*Extracted data entries*.
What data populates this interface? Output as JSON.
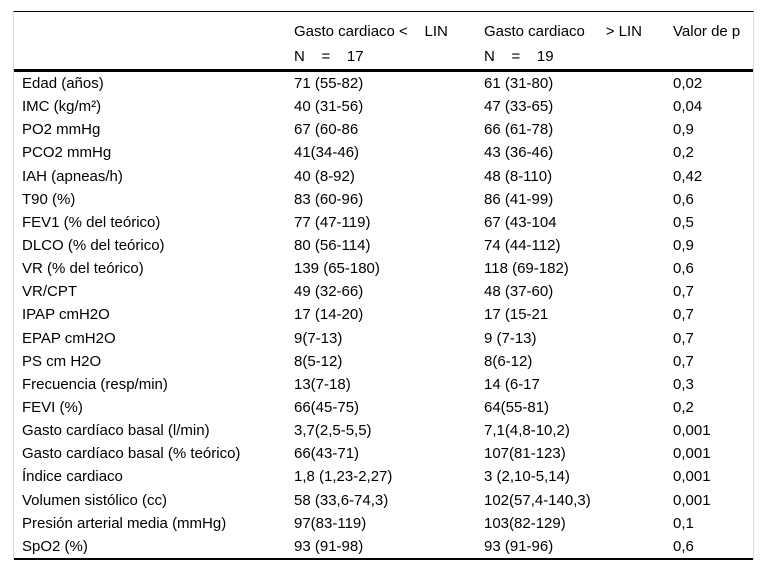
{
  "table": {
    "header": {
      "group1_line1": "Gasto cardiaco <    LIN",
      "group1_line2": "N    =    17",
      "group2_line1": "Gasto cardiaco     > LIN",
      "group2_line2": "N    =    19",
      "pvalue_label": "Valor de p"
    },
    "rows": [
      {
        "label": "Edad (años)",
        "group1": "71 (55-82)",
        "group2": "61 (31-80)",
        "p": "0,02"
      },
      {
        "label": "IMC (kg/m²)",
        "group1": "40 (31-56)",
        "group2": "47 (33-65)",
        "p": "0,04"
      },
      {
        "label": "PO2 mmHg",
        "group1": "67 (60-86",
        "group2": "66 (61-78)",
        "p": "0,9"
      },
      {
        "label": "PCO2 mmHg",
        "group1": "41(34-46)",
        "group2": "43 (36-46)",
        "p": "0,2"
      },
      {
        "label": "IAH (apneas/h)",
        "group1": "40 (8-92)",
        "group2": "48 (8-110)",
        "p": "0,42"
      },
      {
        "label": "T90 (%)",
        "group1": "83 (60-96)",
        "group2": "86 (41-99)",
        "p": "0,6"
      },
      {
        "label": "FEV1 (% del teórico)",
        "group1": "77 (47-119)",
        "group2": "67 (43-104",
        "p": "0,5"
      },
      {
        "label": "DLCO (% del teórico)",
        "group1": "80 (56-114)",
        "group2": "74 (44-112)",
        "p": "0,9"
      },
      {
        "label": "VR (% del teórico)",
        "group1": "139 (65-180)",
        "group2": "118 (69-182)",
        "p": "0,6"
      },
      {
        "label": "VR/CPT",
        "group1": "49 (32-66)",
        "group2": "48 (37-60)",
        "p": "0,7"
      },
      {
        "label": "IPAP cmH2O",
        "group1": "17 (14-20)",
        "group2": "17 (15-21",
        "p": "0,7"
      },
      {
        "label": "EPAP cmH2O",
        "group1": "9(7-13)",
        "group2": "9 (7-13)",
        "p": "0,7"
      },
      {
        "label": "PS cm H2O",
        "group1": "8(5-12)",
        "group2": "8(6-12)",
        "p": "0,7"
      },
      {
        "label": "Frecuencia (resp/min)",
        "group1": "13(7-18)",
        "group2": "14 (6-17",
        "p": "0,3"
      },
      {
        "label": "FEVI (%)",
        "group1": "66(45-75)",
        "group2": "64(55-81)",
        "p": "0,2"
      },
      {
        "label": "Gasto cardíaco basal (l/min)",
        "group1": "3,7(2,5-5,5)",
        "group2": "7,1(4,8-10,2)",
        "p": "0,001"
      },
      {
        "label": "Gasto cardíaco basal (% teórico)",
        "group1": "66(43-71)",
        "group2": "107(81-123)",
        "p": "0,001"
      },
      {
        "label": "Índice cardiaco",
        "group1": "1,8 (1,23-2,27)",
        "group2": "3 (2,10-5,14)",
        "p": "0,001"
      },
      {
        "label": "Volumen sistólico (cc)",
        "group1": "58 (33,6-74,3)",
        "group2": "102(57,4-140,3)",
        "p": "0,001"
      },
      {
        "label": "Presión arterial media (mmHg)",
        "group1": "97(83-119)",
        "group2": "103(82-129)",
        "p": "0,1"
      },
      {
        "label": "SpO2 (%)",
        "group1": "93 (91-98)",
        "group2": "93 (91-96)",
        "p": "0,6"
      }
    ]
  }
}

*WRITTEN INSTRUCTION*.
Omitting all images, retype each line of the records precisely.

*FULL SOLUTION*.
What data populates this interface? Output as JSON.
{
  "table": {
    "header": {
      "group1_line1": "Gasto cardiaco <    LIN",
      "group1_line2": "N    =    17",
      "group2_line1": "Gasto cardiaco     > LIN",
      "group2_line2": "N    =    19",
      "pvalue_label": "Valor de p"
    },
    "rows": [
      {
        "label": "Edad (años)",
        "group1": "71 (55-82)",
        "group2": "61 (31-80)",
        "p": "0,02"
      },
      {
        "label": "IMC (kg/m²)",
        "group1": "40 (31-56)",
        "group2": "47 (33-65)",
        "p": "0,04"
      },
      {
        "label": "PO2 mmHg",
        "group1": "67 (60-86",
        "group2": "66 (61-78)",
        "p": "0,9"
      },
      {
        "label": "PCO2 mmHg",
        "group1": "41(34-46)",
        "group2": "43 (36-46)",
        "p": "0,2"
      },
      {
        "label": "IAH (apneas/h)",
        "group1": "40 (8-92)",
        "group2": "48 (8-110)",
        "p": "0,42"
      },
      {
        "label": "T90 (%)",
        "group1": "83 (60-96)",
        "group2": "86 (41-99)",
        "p": "0,6"
      },
      {
        "label": "FEV1 (% del teórico)",
        "group1": "77 (47-119)",
        "group2": "67 (43-104",
        "p": "0,5"
      },
      {
        "label": "DLCO (% del teórico)",
        "group1": "80 (56-114)",
        "group2": "74 (44-112)",
        "p": "0,9"
      },
      {
        "label": "VR (% del teórico)",
        "group1": "139 (65-180)",
        "group2": "118 (69-182)",
        "p": "0,6"
      },
      {
        "label": "VR/CPT",
        "group1": "49 (32-66)",
        "group2": "48 (37-60)",
        "p": "0,7"
      },
      {
        "label": "IPAP cmH2O",
        "group1": "17 (14-20)",
        "group2": "17 (15-21",
        "p": "0,7"
      },
      {
        "label": "EPAP cmH2O",
        "group1": "9(7-13)",
        "group2": "9 (7-13)",
        "p": "0,7"
      },
      {
        "label": "PS cm H2O",
        "group1": "8(5-12)",
        "group2": "8(6-12)",
        "p": "0,7"
      },
      {
        "label": "Frecuencia (resp/min)",
        "group1": "13(7-18)",
        "group2": "14 (6-17",
        "p": "0,3"
      },
      {
        "label": "FEVI (%)",
        "group1": "66(45-75)",
        "group2": "64(55-81)",
        "p": "0,2"
      },
      {
        "label": "Gasto cardíaco basal (l/min)",
        "group1": "3,7(2,5-5,5)",
        "group2": "7,1(4,8-10,2)",
        "p": "0,001"
      },
      {
        "label": "Gasto cardíaco basal (% teórico)",
        "group1": "66(43-71)",
        "group2": "107(81-123)",
        "p": "0,001"
      },
      {
        "label": "Índice cardiaco",
        "group1": "1,8 (1,23-2,27)",
        "group2": "3 (2,10-5,14)",
        "p": "0,001"
      },
      {
        "label": "Volumen sistólico (cc)",
        "group1": "58 (33,6-74,3)",
        "group2": "102(57,4-140,3)",
        "p": "0,001"
      },
      {
        "label": "Presión arterial media (mmHg)",
        "group1": "97(83-119)",
        "group2": "103(82-129)",
        "p": "0,1"
      },
      {
        "label": "SpO2 (%)",
        "group1": "93 (91-98)",
        "group2": "93 (91-96)",
        "p": "0,6"
      }
    ]
  }
}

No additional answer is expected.